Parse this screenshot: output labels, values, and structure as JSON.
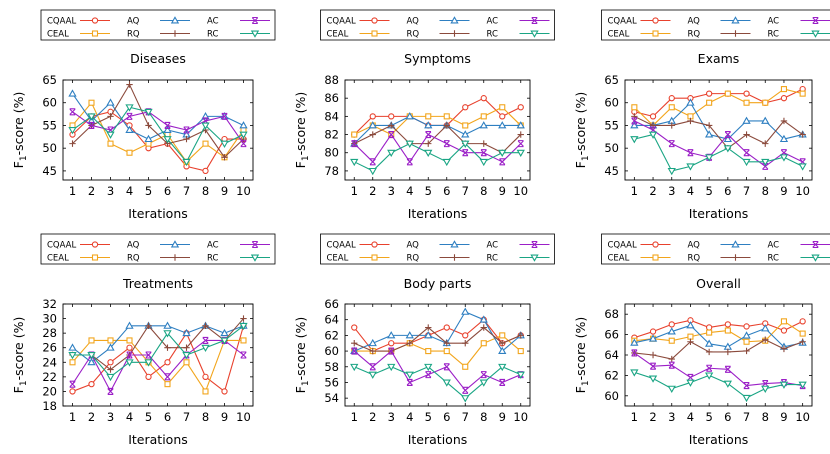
{
  "figure": {
    "xlabel": "Iterations",
    "ylabel_prefix": "F",
    "ylabel_sub": "1",
    "ylabel_suffix": "-score (%)"
  },
  "legend": [
    {
      "name": "CQAAL",
      "color": "#e8412d",
      "marker": "circle"
    },
    {
      "name": "AQ",
      "color": "#2e7fc1",
      "marker": "triangle-up"
    },
    {
      "name": "AC",
      "color": "#9b1fc7",
      "marker": "x-bar"
    },
    {
      "name": "CEAL",
      "color": "#f2a51c",
      "marker": "square"
    },
    {
      "name": "RQ",
      "color": "#8b4a3c",
      "marker": "plus"
    },
    {
      "name": "RC",
      "color": "#1aa584",
      "marker": "triangle-down"
    }
  ],
  "chart_data": [
    {
      "type": "line",
      "title": "Diseases",
      "x": [
        1,
        2,
        3,
        4,
        5,
        6,
        7,
        8,
        9,
        10
      ],
      "xlabel": "Iterations",
      "ylabel": "F1-score (%)",
      "ylim": [
        43,
        65
      ],
      "yticks": [
        45,
        50,
        55,
        60,
        65
      ],
      "series": [
        {
          "name": "CQAAL",
          "values": [
            53,
            57,
            58,
            55,
            50,
            51,
            46,
            45,
            52,
            52
          ]
        },
        {
          "name": "CEAL",
          "values": [
            55,
            60,
            51,
            49,
            51,
            53,
            47,
            51,
            48,
            54
          ]
        },
        {
          "name": "AQ",
          "values": [
            62,
            56,
            60,
            54,
            52,
            54,
            53,
            57,
            57,
            55
          ]
        },
        {
          "name": "RQ",
          "values": [
            51,
            55,
            57,
            64,
            55,
            51,
            52,
            54,
            48,
            52
          ]
        },
        {
          "name": "AC",
          "values": [
            58,
            55,
            54,
            57,
            58,
            55,
            54,
            56,
            57,
            51
          ]
        },
        {
          "name": "RC",
          "values": [
            54,
            57,
            53,
            59,
            58,
            52,
            47,
            55,
            51,
            53
          ]
        }
      ]
    },
    {
      "type": "line",
      "title": "Symptoms",
      "x": [
        1,
        2,
        3,
        4,
        5,
        6,
        7,
        8,
        9,
        10
      ],
      "xlabel": "Iterations",
      "ylabel": "F1-score (%)",
      "ylim": [
        77,
        88
      ],
      "yticks": [
        78,
        80,
        82,
        84,
        86,
        88
      ],
      "series": [
        {
          "name": "CQAAL",
          "values": [
            82,
            84,
            84,
            84,
            83,
            83,
            85,
            86,
            84,
            85
          ]
        },
        {
          "name": "CEAL",
          "values": [
            82,
            83,
            82,
            84,
            84,
            84,
            83,
            84,
            85,
            83
          ]
        },
        {
          "name": "AQ",
          "values": [
            81,
            83,
            83,
            84,
            83,
            83,
            82,
            83,
            83,
            83
          ]
        },
        {
          "name": "RQ",
          "values": [
            81,
            82,
            83,
            81,
            81,
            83,
            81,
            81,
            80,
            82
          ]
        },
        {
          "name": "AC",
          "values": [
            81,
            79,
            82,
            79,
            82,
            81,
            80,
            80,
            79,
            81
          ]
        },
        {
          "name": "RC",
          "values": [
            79,
            78,
            80,
            81,
            80,
            79,
            81,
            79,
            80,
            80
          ]
        }
      ]
    },
    {
      "type": "line",
      "title": "Exams",
      "x": [
        1,
        2,
        3,
        4,
        5,
        6,
        7,
        8,
        9,
        10
      ],
      "xlabel": "Iterations",
      "ylabel": "F1-score (%)",
      "ylim": [
        43,
        65
      ],
      "yticks": [
        45,
        50,
        55,
        60,
        65
      ],
      "series": [
        {
          "name": "CQAAL",
          "values": [
            58,
            57,
            61,
            61,
            62,
            62,
            62,
            60,
            61,
            63
          ]
        },
        {
          "name": "CEAL",
          "values": [
            59,
            55,
            59,
            57,
            60,
            62,
            60,
            60,
            63,
            62
          ]
        },
        {
          "name": "AQ",
          "values": [
            55,
            55,
            56,
            60,
            53,
            52,
            56,
            56,
            52,
            53
          ]
        },
        {
          "name": "RQ",
          "values": [
            57,
            55,
            55,
            56,
            55,
            50,
            53,
            51,
            56,
            53
          ]
        },
        {
          "name": "AC",
          "values": [
            56,
            54,
            51,
            49,
            48,
            53,
            49,
            46,
            49,
            47
          ]
        },
        {
          "name": "RC",
          "values": [
            52,
            53,
            45,
            46,
            48,
            50,
            47,
            47,
            48,
            46
          ]
        }
      ]
    },
    {
      "type": "line",
      "title": "Treatments",
      "x": [
        1,
        2,
        3,
        4,
        5,
        6,
        7,
        8,
        9,
        10
      ],
      "xlabel": "Iterations",
      "ylabel": "F1-score (%)",
      "ylim": [
        18,
        32
      ],
      "yticks": [
        18,
        20,
        22,
        24,
        26,
        28,
        30,
        32
      ],
      "series": [
        {
          "name": "CQAAL",
          "values": [
            20,
            21,
            24,
            26,
            22,
            24,
            28,
            22,
            20,
            29
          ]
        },
        {
          "name": "CEAL",
          "values": [
            24,
            27,
            27,
            27,
            24,
            21,
            24,
            20,
            27,
            27
          ]
        },
        {
          "name": "AQ",
          "values": [
            26,
            24,
            26,
            29,
            29,
            29,
            28,
            29,
            28,
            29
          ]
        },
        {
          "name": "RQ",
          "values": [
            25,
            25,
            23,
            25,
            29,
            26,
            26,
            29,
            27,
            30
          ]
        },
        {
          "name": "AC",
          "values": [
            21,
            25,
            20,
            25,
            25,
            22,
            25,
            27,
            27,
            25
          ]
        },
        {
          "name": "RC",
          "values": [
            25,
            25,
            22,
            24,
            24,
            28,
            25,
            26,
            27,
            29
          ]
        }
      ]
    },
    {
      "type": "line",
      "title": "Body parts",
      "x": [
        1,
        2,
        3,
        4,
        5,
        6,
        7,
        8,
        9,
        10
      ],
      "xlabel": "Iterations",
      "ylabel": "F1-score (%)",
      "ylim": [
        53,
        66
      ],
      "yticks": [
        54,
        56,
        58,
        60,
        62,
        64,
        66
      ],
      "series": [
        {
          "name": "CQAAL",
          "values": [
            63,
            60,
            61,
            61,
            62,
            63,
            62,
            64,
            61,
            62
          ]
        },
        {
          "name": "CEAL",
          "values": [
            60,
            60,
            60,
            61,
            60,
            60,
            58,
            61,
            62,
            60
          ]
        },
        {
          "name": "AQ",
          "values": [
            60,
            61,
            62,
            62,
            62,
            61,
            65,
            64,
            60,
            62
          ]
        },
        {
          "name": "RQ",
          "values": [
            61,
            60,
            60,
            61,
            63,
            61,
            61,
            63,
            61,
            62
          ]
        },
        {
          "name": "AC",
          "values": [
            60,
            58,
            60,
            56,
            57,
            58,
            55,
            57,
            56,
            57
          ]
        },
        {
          "name": "RC",
          "values": [
            58,
            57,
            58,
            57,
            58,
            56,
            54,
            56,
            58,
            57
          ]
        }
      ]
    },
    {
      "type": "line",
      "title": "Overall",
      "x": [
        1,
        2,
        3,
        4,
        5,
        6,
        7,
        8,
        9,
        10
      ],
      "xlabel": "Iterations",
      "ylabel": "F1-score (%)",
      "ylim": [
        59,
        69
      ],
      "yticks": [
        60,
        62,
        64,
        66,
        68
      ],
      "series": [
        {
          "name": "CQAAL",
          "values": [
            65.7,
            66.3,
            67.0,
            67.4,
            66.7,
            67.0,
            66.8,
            67.1,
            66.4,
            67.3
          ]
        },
        {
          "name": "CEAL",
          "values": [
            65.4,
            65.6,
            65.4,
            65.8,
            66.2,
            66.4,
            65.3,
            65.4,
            67.3,
            66.1
          ]
        },
        {
          "name": "AQ",
          "values": [
            65.2,
            65.6,
            66.3,
            66.9,
            65.1,
            64.8,
            65.9,
            66.6,
            64.8,
            65.2
          ]
        },
        {
          "name": "RQ",
          "values": [
            64.2,
            64.0,
            63.6,
            65.3,
            64.3,
            64.3,
            64.4,
            65.5,
            64.6,
            65.3
          ]
        },
        {
          "name": "AC",
          "values": [
            64.2,
            62.9,
            63.0,
            61.8,
            62.7,
            62.6,
            61.0,
            61.2,
            61.3,
            61.0
          ]
        },
        {
          "name": "RC",
          "values": [
            62.3,
            61.7,
            60.7,
            61.3,
            62.0,
            61.2,
            59.8,
            60.7,
            61.1,
            61.1
          ]
        }
      ]
    }
  ]
}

What to work on
Among the lines above, determine how many hold the word "color"; report the figure alone.

Exercise response
6